(Input)
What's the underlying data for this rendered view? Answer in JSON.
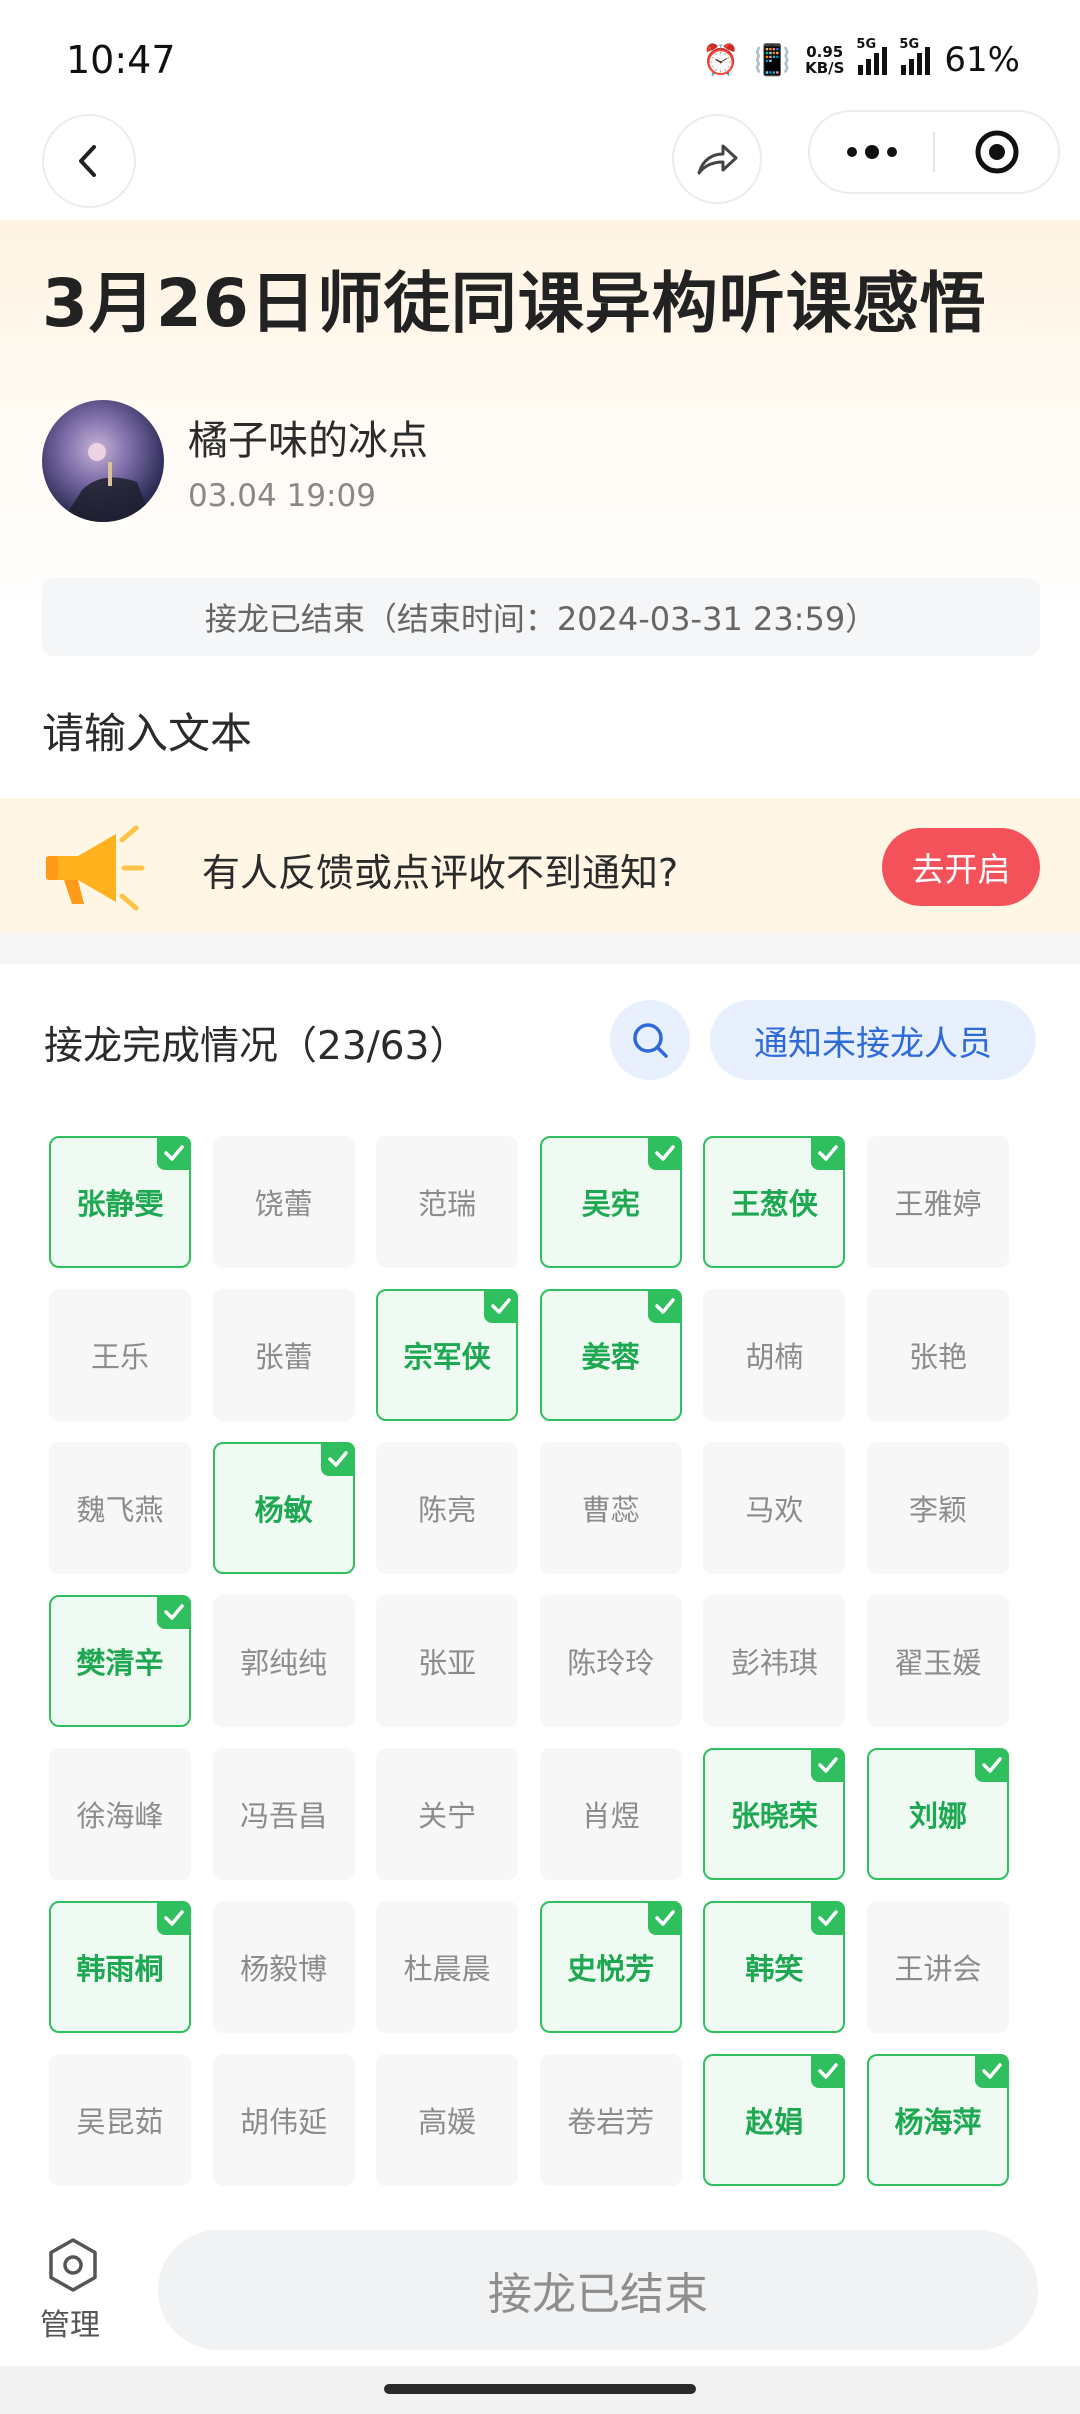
{
  "status_bar": {
    "time": "10:47",
    "net_speed_value": "0.95",
    "net_speed_unit": "KB/S",
    "sim1": "5G",
    "sim2": "5G",
    "battery": "61%"
  },
  "nav": {
    "back_icon": "chevron-left-icon",
    "share_icon": "share-arrow-icon",
    "more_icon": "more-dots-icon",
    "close_icon": "target-circle-icon"
  },
  "post": {
    "title": "3月26日师徒同课异构听课感悟",
    "author": "橘子味的冰点",
    "time": "03.04 19:09",
    "status_banner": "接龙已结束（结束时间：2024-03-31 23:59）",
    "body": "请输入文本"
  },
  "notify_strip": {
    "text": "有人反馈或点评收不到通知?",
    "button": "去开启"
  },
  "progress": {
    "title": "接龙完成情况（23/63）",
    "notify_button": "通知未接龙人员"
  },
  "members": [
    {
      "name": "张静雯",
      "done": true
    },
    {
      "name": "饶蕾",
      "done": false
    },
    {
      "name": "范瑞",
      "done": false
    },
    {
      "name": "吴宪",
      "done": true
    },
    {
      "name": "王葱侠",
      "done": true
    },
    {
      "name": "王雅婷",
      "done": false
    },
    {
      "name": "王乐",
      "done": false
    },
    {
      "name": "张蕾",
      "done": false
    },
    {
      "name": "宗军侠",
      "done": true
    },
    {
      "name": "姜蓉",
      "done": true
    },
    {
      "name": "胡楠",
      "done": false
    },
    {
      "name": "张艳",
      "done": false
    },
    {
      "name": "魏飞燕",
      "done": false
    },
    {
      "name": "杨敏",
      "done": true
    },
    {
      "name": "陈亮",
      "done": false
    },
    {
      "name": "曹蕊",
      "done": false
    },
    {
      "name": "马欢",
      "done": false
    },
    {
      "name": "李颖",
      "done": false
    },
    {
      "name": "樊清辛",
      "done": true
    },
    {
      "name": "郭纯纯",
      "done": false
    },
    {
      "name": "张亚",
      "done": false
    },
    {
      "name": "陈玲玲",
      "done": false
    },
    {
      "name": "彭祎琪",
      "done": false
    },
    {
      "name": "翟玉媛",
      "done": false
    },
    {
      "name": "徐海峰",
      "done": false
    },
    {
      "name": "冯吾昌",
      "done": false
    },
    {
      "name": "关宁",
      "done": false
    },
    {
      "name": "肖煜",
      "done": false
    },
    {
      "name": "张晓荣",
      "done": true
    },
    {
      "name": "刘娜",
      "done": true
    },
    {
      "name": "韩雨桐",
      "done": true
    },
    {
      "name": "杨毅博",
      "done": false
    },
    {
      "name": "杜晨晨",
      "done": false
    },
    {
      "name": "史悦芳",
      "done": true
    },
    {
      "name": "韩笑",
      "done": true
    },
    {
      "name": "王讲会",
      "done": false
    },
    {
      "name": "吴昆茹",
      "done": false
    },
    {
      "name": "胡伟延",
      "done": false
    },
    {
      "name": "高媛",
      "done": false
    },
    {
      "name": "卷岩芳",
      "done": false
    },
    {
      "name": "赵娟",
      "done": true
    },
    {
      "name": "杨海萍",
      "done": true
    }
  ],
  "bottom": {
    "manage_label": "管理",
    "closed_button": "接龙已结束"
  },
  "colors": {
    "accent_green": "#2fbf5e",
    "accent_blue": "#2f6bd8",
    "alert_red": "#f3525a"
  }
}
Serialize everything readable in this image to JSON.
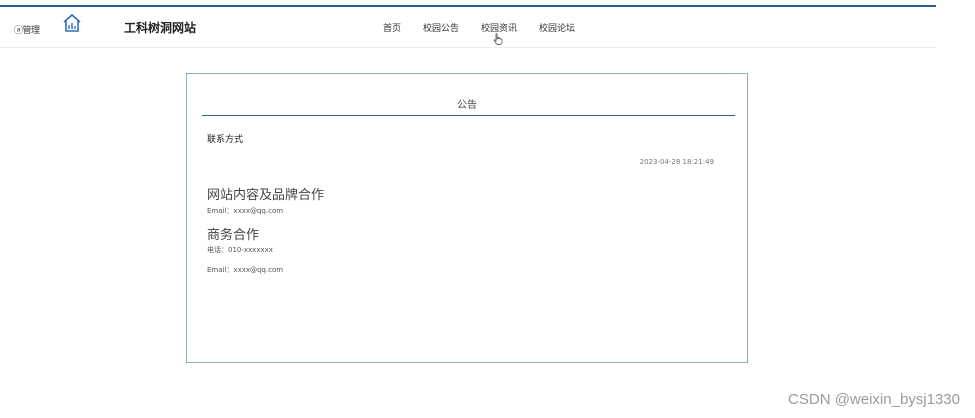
{
  "header": {
    "left_label": "ⓐ管理",
    "site_title": "工科树洞网站",
    "nav": [
      {
        "label": "首页"
      },
      {
        "label": "校园公告"
      },
      {
        "label": "校园资讯"
      },
      {
        "label": "校园论坛"
      }
    ]
  },
  "card": {
    "title": "公告",
    "article_title": "联系方式",
    "time": "2023-04-28 18:21:49",
    "sections": [
      {
        "heading": "网站内容及品牌合作",
        "lines": [
          "Email：xxxx@qq.com"
        ]
      },
      {
        "heading": "商务合作",
        "lines": [
          "电话：010-xxxxxxx",
          "Email：xxxx@qq.com"
        ]
      }
    ]
  },
  "watermark": "CSDN @weixin_bysj1330",
  "colors": {
    "accent": "#2f5d8f",
    "card_border": "#8fb0b8",
    "logo": "#2f6fb5"
  },
  "icons": {
    "logo": "home-chart-icon",
    "cursor": "hand-pointer-icon"
  }
}
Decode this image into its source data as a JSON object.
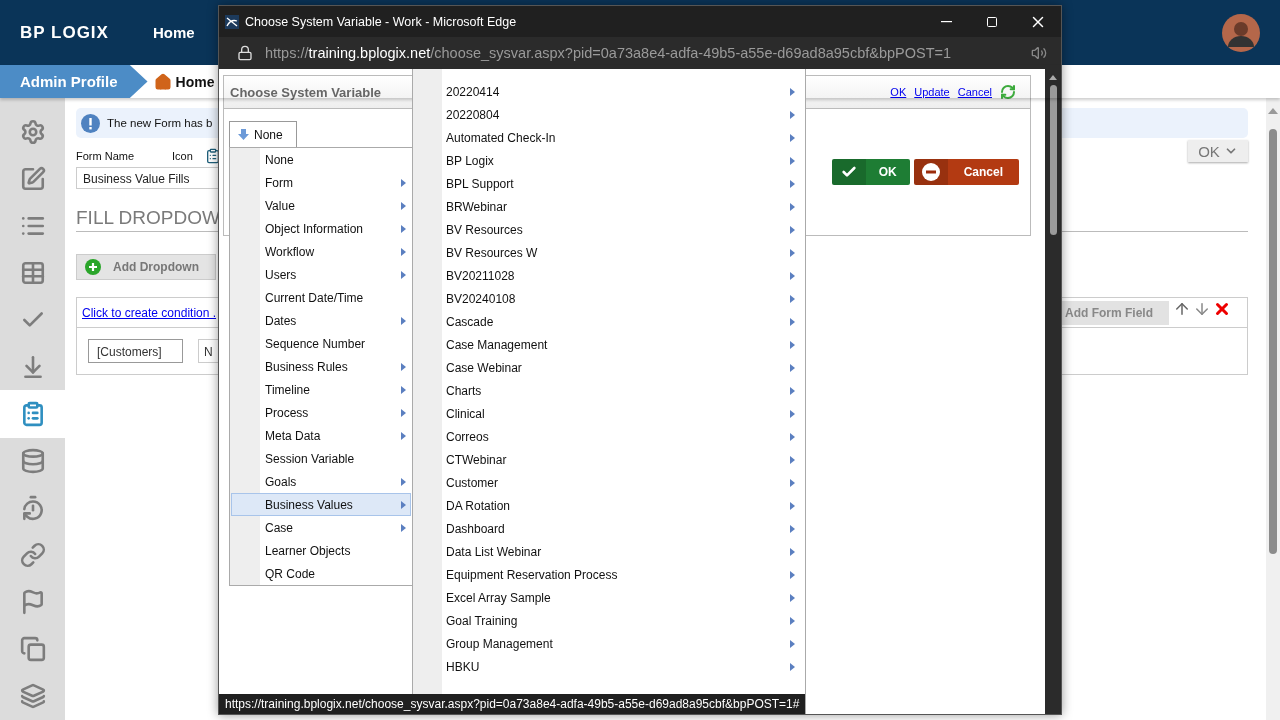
{
  "app": {
    "logo": "BP LOGIX",
    "nav": [
      {
        "label": "Home"
      }
    ],
    "breadcrumb": [
      {
        "label": "Admin Profile",
        "kind": "profile"
      },
      {
        "label": "Home",
        "kind": "home"
      }
    ]
  },
  "sidebar": {
    "items": [
      {
        "selected": false
      },
      {
        "selected": false
      },
      {
        "selected": false
      },
      {
        "selected": false
      },
      {
        "selected": false
      },
      {
        "selected": false
      },
      {
        "selected": true
      },
      {
        "selected": false
      },
      {
        "selected": false
      },
      {
        "selected": false
      },
      {
        "selected": false
      },
      {
        "selected": false
      },
      {
        "selected": false
      }
    ]
  },
  "form": {
    "notice": "The new Form has b",
    "form_name_label": "Form Name",
    "icon_label": "Icon",
    "form_name": "Business Value Fills",
    "ok_button": "OK",
    "heading": "FILL DROPDOW",
    "add_dropdown": "Add Dropdown",
    "condition_link": "Click to create condition .",
    "add_form_field": "Add Form Field",
    "fields": [
      "[Customers]",
      "N"
    ]
  },
  "popup": {
    "title": "Choose System Variable - Work - Microsoft Edge",
    "url_scheme": "https://",
    "url_host": "training.bplogix.net",
    "url_path": "/choose_sysvar.aspx?pid=0a73a8e4-adfa-49b5-a55e-d69ad8a95cbf&bpPOST=1",
    "dialog_title": "Choose System Variable",
    "header_links": [
      "OK",
      "Update",
      "Cancel"
    ],
    "dropdown": "None",
    "ok_button": "OK",
    "cancel_button": "Cancel",
    "menu": [
      {
        "label": "None",
        "has_submenu": false,
        "selected": false
      },
      {
        "label": "Form",
        "has_submenu": true,
        "selected": false
      },
      {
        "label": "Value",
        "has_submenu": true,
        "selected": false
      },
      {
        "label": "Object Information",
        "has_submenu": true,
        "selected": false
      },
      {
        "label": "Workflow",
        "has_submenu": true,
        "selected": false
      },
      {
        "label": "Users",
        "has_submenu": true,
        "selected": false
      },
      {
        "label": "Current Date/Time",
        "has_submenu": false,
        "selected": false
      },
      {
        "label": "Dates",
        "has_submenu": true,
        "selected": false
      },
      {
        "label": "Sequence Number",
        "has_submenu": false,
        "selected": false
      },
      {
        "label": "Business Rules",
        "has_submenu": true,
        "selected": false
      },
      {
        "label": "Timeline",
        "has_submenu": true,
        "selected": false
      },
      {
        "label": "Process",
        "has_submenu": true,
        "selected": false
      },
      {
        "label": "Meta Data",
        "has_submenu": true,
        "selected": false
      },
      {
        "label": "Session Variable",
        "has_submenu": false,
        "selected": false
      },
      {
        "label": "Goals",
        "has_submenu": true,
        "selected": false
      },
      {
        "label": "Business Values",
        "has_submenu": true,
        "selected": true
      },
      {
        "label": "Case",
        "has_submenu": true,
        "selected": false
      },
      {
        "label": "Learner Objects",
        "has_submenu": false,
        "selected": false
      },
      {
        "label": "QR Code",
        "has_submenu": false,
        "selected": false
      }
    ],
    "submenu": [
      "20220414",
      "20220804",
      "Automated Check-In",
      "BP Logix",
      "BPL Support",
      "BRWebinar",
      "BV Resources",
      "BV Resources W",
      "BV20211028",
      "BV20240108",
      "Cascade",
      "Case Management",
      "Case Webinar",
      "Charts",
      "Clinical",
      "Correos",
      "CTWebinar",
      "Customer",
      "DA Rotation",
      "Dashboard",
      "Data List Webinar",
      "Equipment Reservation Process",
      "Excel Array Sample",
      "Goal Training",
      "Group Management",
      "HBKU"
    ],
    "status_url": "https://training.bplogix.net/choose_sysvar.aspx?pid=0a73a8e4-adfa-49b5-a55e-d69ad8a95cbf&bpPOST=1#"
  }
}
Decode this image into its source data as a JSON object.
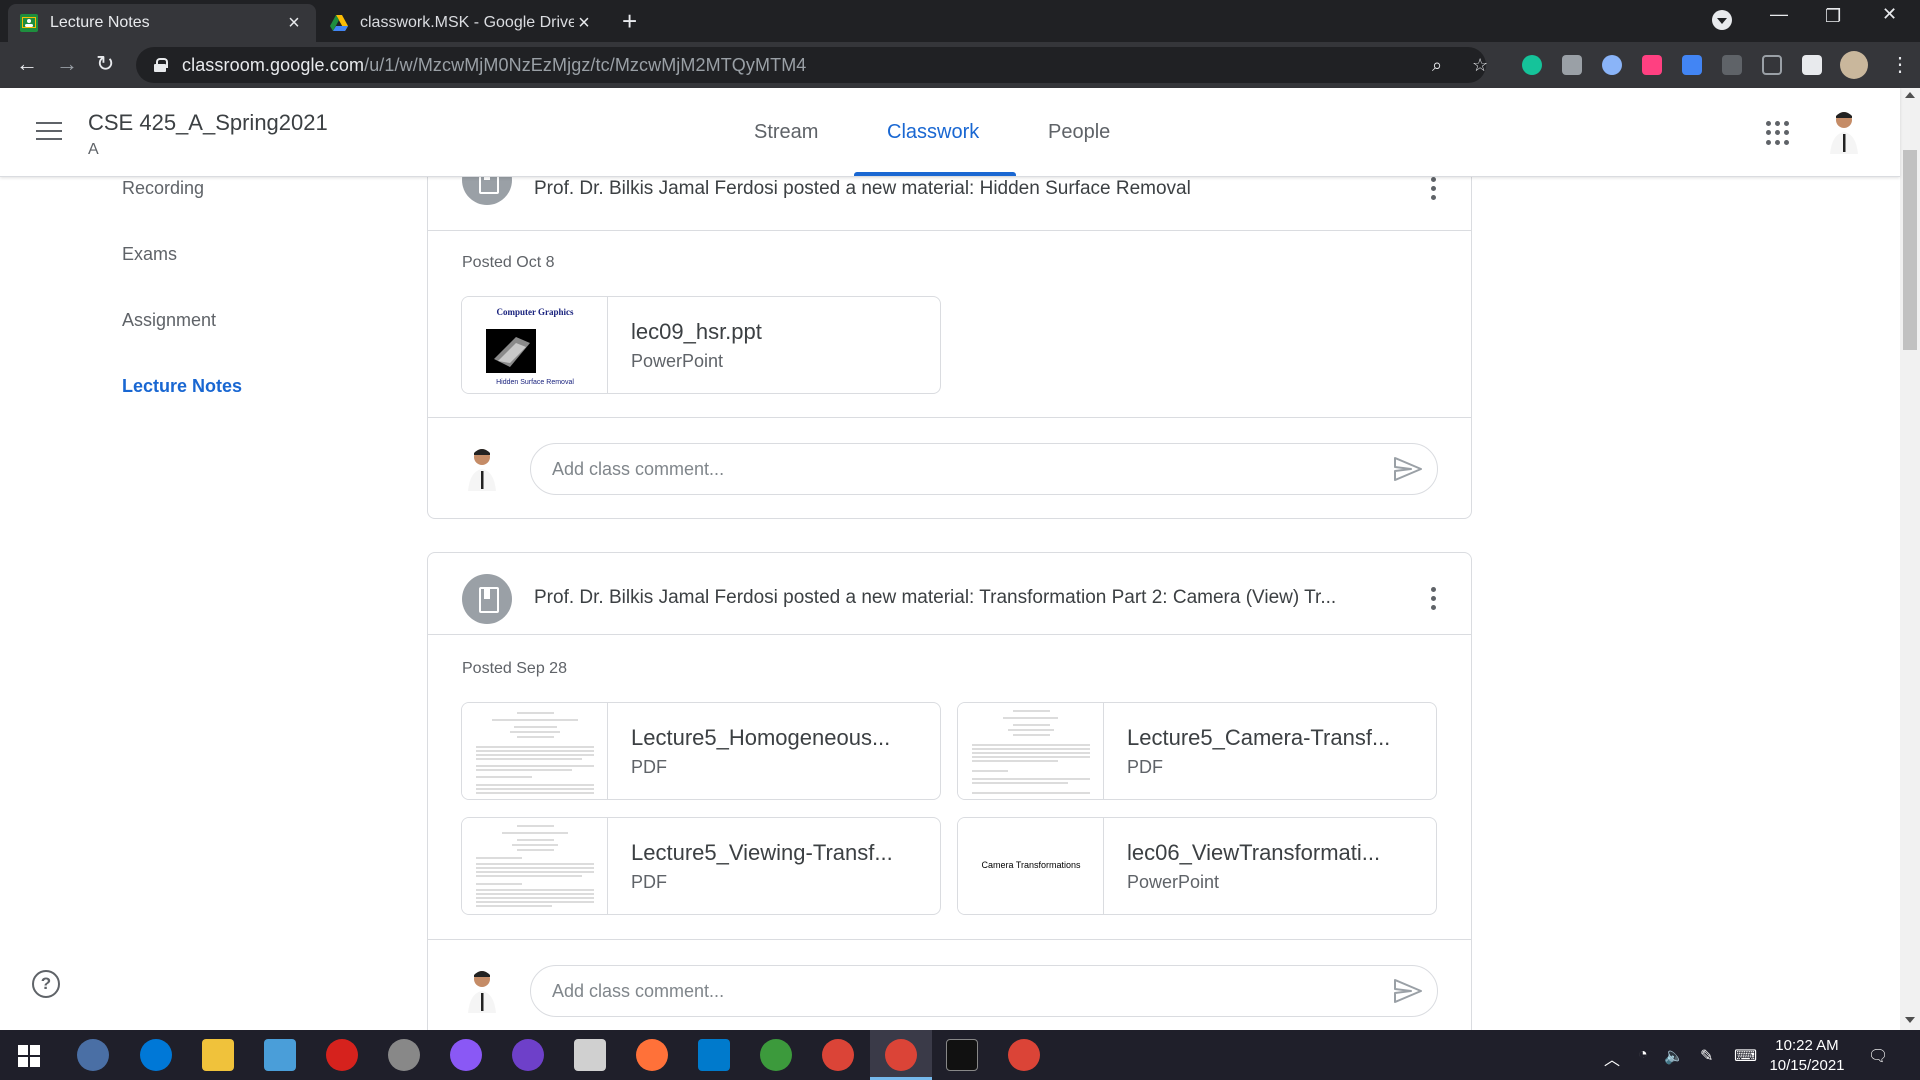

(Task goal) Search the records above for "bpPOST". Copy each line where it is found.

(Expected answer)
    "url_path": "/choose_sysvar.aspx?pid=0a73a8e4-adfa-49b5-a55e-d69ad8a95cbf&bpPOST=1",
    "status_url": "https://training.bplogix.net/choose_sysvar.aspx?pid=0a73a8e4-adfa-49b5-a55e-d69ad8a95cbf&bpPOST=1#"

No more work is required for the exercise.